(Given problem): Rewrite the data below as a numbered list, leaving out any blank lines.

Bounding box annotations
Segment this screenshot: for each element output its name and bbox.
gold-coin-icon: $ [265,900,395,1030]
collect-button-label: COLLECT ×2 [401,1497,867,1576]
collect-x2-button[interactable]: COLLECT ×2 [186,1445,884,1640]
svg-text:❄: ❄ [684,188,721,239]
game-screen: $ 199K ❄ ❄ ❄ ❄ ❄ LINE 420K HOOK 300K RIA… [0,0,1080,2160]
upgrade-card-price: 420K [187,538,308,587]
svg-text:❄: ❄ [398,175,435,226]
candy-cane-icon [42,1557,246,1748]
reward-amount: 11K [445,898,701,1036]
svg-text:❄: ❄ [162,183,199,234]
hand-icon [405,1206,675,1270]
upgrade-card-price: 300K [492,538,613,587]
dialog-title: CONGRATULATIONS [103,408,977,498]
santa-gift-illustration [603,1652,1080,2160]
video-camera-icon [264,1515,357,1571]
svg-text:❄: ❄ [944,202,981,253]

(Written response):
1. Segment this screenshot: for each element output its name and bbox.
2. gold-coin-icon: $ [265,900,395,1030]
3. collect-button-label: COLLECT ×2 [401,1497,867,1576]
4. collect-x2-button[interactable]: COLLECT ×2 [186,1445,884,1640]
5. svg-text:❄: ❄ [684,188,721,239]
6. game-screen: $ 199K ❄ ❄ ❄ ❄ ❄ LINE 420K HOOK 300K RIA… [0,0,1080,2160]
7. upgrade-card-price: 420K [187,538,308,587]
8. svg-text:❄: ❄ [398,175,435,226]
9. candy-cane-icon [42,1557,246,1748]
10. reward-amount: 11K [445,898,701,1036]
11. svg-text:❄: ❄ [162,183,199,234]
12. hand-icon [405,1206,675,1270]
13. upgrade-card-price: 300K [492,538,613,587]
14. dialog-title: CONGRATULATIONS [103,408,977,498]
15. santa-gift-illustration [603,1652,1080,2160]
16. video-camera-icon [264,1515,357,1571]
17. svg-text:❄: ❄ [944,202,981,253]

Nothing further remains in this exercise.